---------- Data for this task ----------
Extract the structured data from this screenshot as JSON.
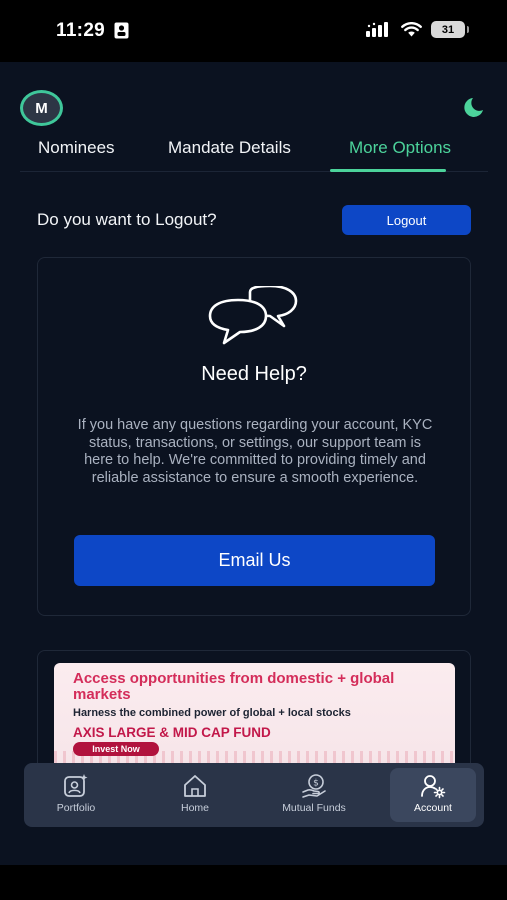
{
  "status_bar": {
    "time": "11:29",
    "battery": "31"
  },
  "header": {
    "avatar_initial": "M"
  },
  "tabs": [
    {
      "label": "Nominees",
      "active": false
    },
    {
      "label": "Mandate Details",
      "active": false
    },
    {
      "label": "More Options",
      "active": true
    }
  ],
  "logout": {
    "question": "Do you want to Logout?",
    "button_label": "Logout"
  },
  "help": {
    "title": "Need Help?",
    "text": "If you have any questions regarding your account, KYC status, transactions, or settings, our support team is here to help. We're committed to providing timely and reliable assistance to ensure a smooth experience.",
    "button_label": "Email Us"
  },
  "promo": {
    "headline": "Access opportunities from domestic + global markets",
    "subline": "Harness the combined power of global + local stocks",
    "fund_name": "AXIS LARGE & MID CAP FUND",
    "cta": "Invest Now"
  },
  "bottom_nav": [
    {
      "label": "Portfolio",
      "icon": "portfolio-icon",
      "active": false
    },
    {
      "label": "Home",
      "icon": "home-icon",
      "active": false
    },
    {
      "label": "Mutual Funds",
      "icon": "mutual-funds-icon",
      "active": false
    },
    {
      "label": "Account",
      "icon": "account-settings-icon",
      "active": true
    }
  ],
  "colors": {
    "background": "#0b1220",
    "accent_green": "#4cd39b",
    "primary_blue": "#0d47c6",
    "nav_bg": "#2a3448"
  }
}
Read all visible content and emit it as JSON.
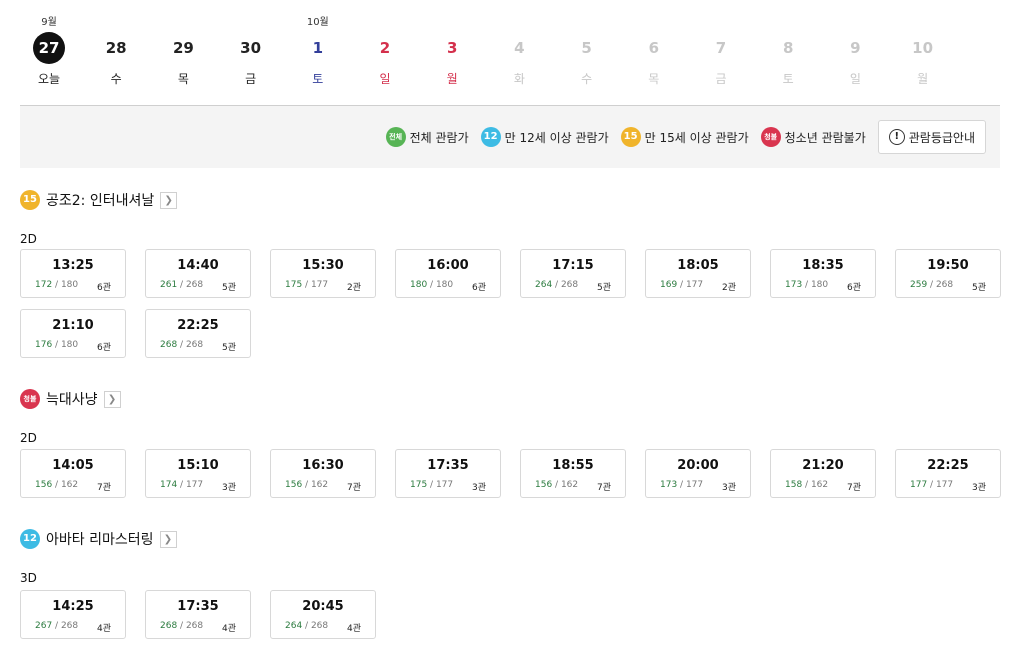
----------
Every record above should be written out again exactly; the pictures stay out of the copy.

Extract the structured data from this screenshot as JSON.
{
  "status_bar": {
    "time": "11:29",
    "battery": "31"
  },
  "header": {
    "avatar_initial": "M"
  },
  "tabs": [
    {
      "label": "Nominees",
      "active": false
    },
    {
      "label": "Mandate Details",
      "active": false
    },
    {
      "label": "More Options",
      "active": true
    }
  ],
  "logout": {
    "question": "Do you want to Logout?",
    "button_label": "Logout"
  },
  "help": {
    "title": "Need Help?",
    "text": "If you have any questions regarding your account, KYC status, transactions, or settings, our support team is here to help. We're committed to providing timely and reliable assistance to ensure a smooth experience.",
    "button_label": "Email Us"
  },
  "promo": {
    "headline": "Access opportunities from domestic + global markets",
    "subline": "Harness the combined power of global + local stocks",
    "fund_name": "AXIS LARGE & MID CAP FUND",
    "cta": "Invest Now"
  },
  "bottom_nav": [
    {
      "label": "Portfolio",
      "icon": "portfolio-icon",
      "active": false
    },
    {
      "label": "Home",
      "icon": "home-icon",
      "active": false
    },
    {
      "label": "Mutual Funds",
      "icon": "mutual-funds-icon",
      "active": false
    },
    {
      "label": "Account",
      "icon": "account-settings-icon",
      "active": true
    }
  ],
  "colors": {
    "background": "#0b1220",
    "accent_green": "#4cd39b",
    "primary_blue": "#0d47c6",
    "nav_bg": "#2a3448"
  }
}
Read all visible content and emit it as JSON.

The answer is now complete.